Task goal → Transcribe all the entries word for word, omitting any pictures they contain.

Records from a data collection
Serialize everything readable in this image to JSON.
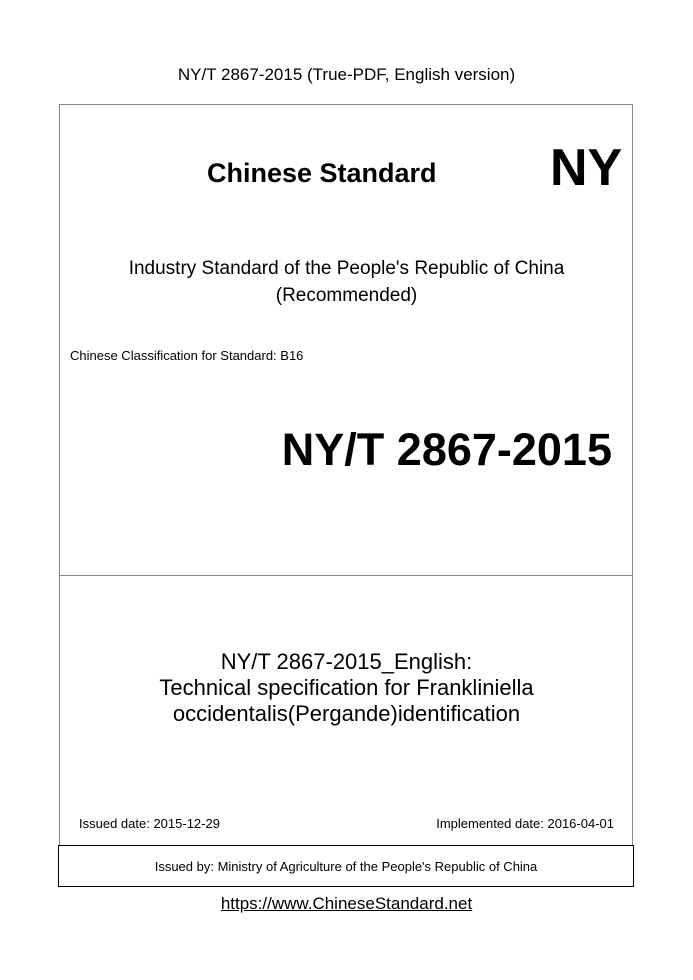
{
  "header": {
    "title": "NY/T 2867-2015 (True-PDF, English version)"
  },
  "cover": {
    "brand": "Chinese Standard",
    "code_prefix": "NY",
    "subtitle_line1": "Industry Standard of the People's Republic of China",
    "subtitle_line2": "(Recommended)",
    "classification": "Chinese Classification for Standard: B16",
    "standard_number": "NY/T 2867-2015",
    "title_line1": "NY/T 2867-2015_English:",
    "title_line2": "Technical specification for Frankliniella",
    "title_line3": "occidentalis(Pergande)identification",
    "issued_date": "Issued date: 2015-12-29",
    "implemented_date": "Implemented date: 2016-04-01",
    "issued_by": "Issued by: Ministry of Agriculture of the People's Republic of China"
  },
  "footer": {
    "url": "https://www.ChineseStandard.net"
  }
}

Full solution →
Serialize everything readable in this image to JSON.
{
  "header": {
    "title": "NY/T 2867-2015 (True-PDF, English version)"
  },
  "cover": {
    "brand": "Chinese Standard",
    "code_prefix": "NY",
    "subtitle_line1": "Industry Standard of the People's Republic of China",
    "subtitle_line2": "(Recommended)",
    "classification": "Chinese Classification for Standard: B16",
    "standard_number": "NY/T 2867-2015",
    "title_line1": "NY/T 2867-2015_English:",
    "title_line2": "Technical specification for Frankliniella",
    "title_line3": "occidentalis(Pergande)identification",
    "issued_date": "Issued date: 2015-12-29",
    "implemented_date": "Implemented date: 2016-04-01",
    "issued_by": "Issued by: Ministry of Agriculture of the People's Republic of China"
  },
  "footer": {
    "url": "https://www.ChineseStandard.net"
  }
}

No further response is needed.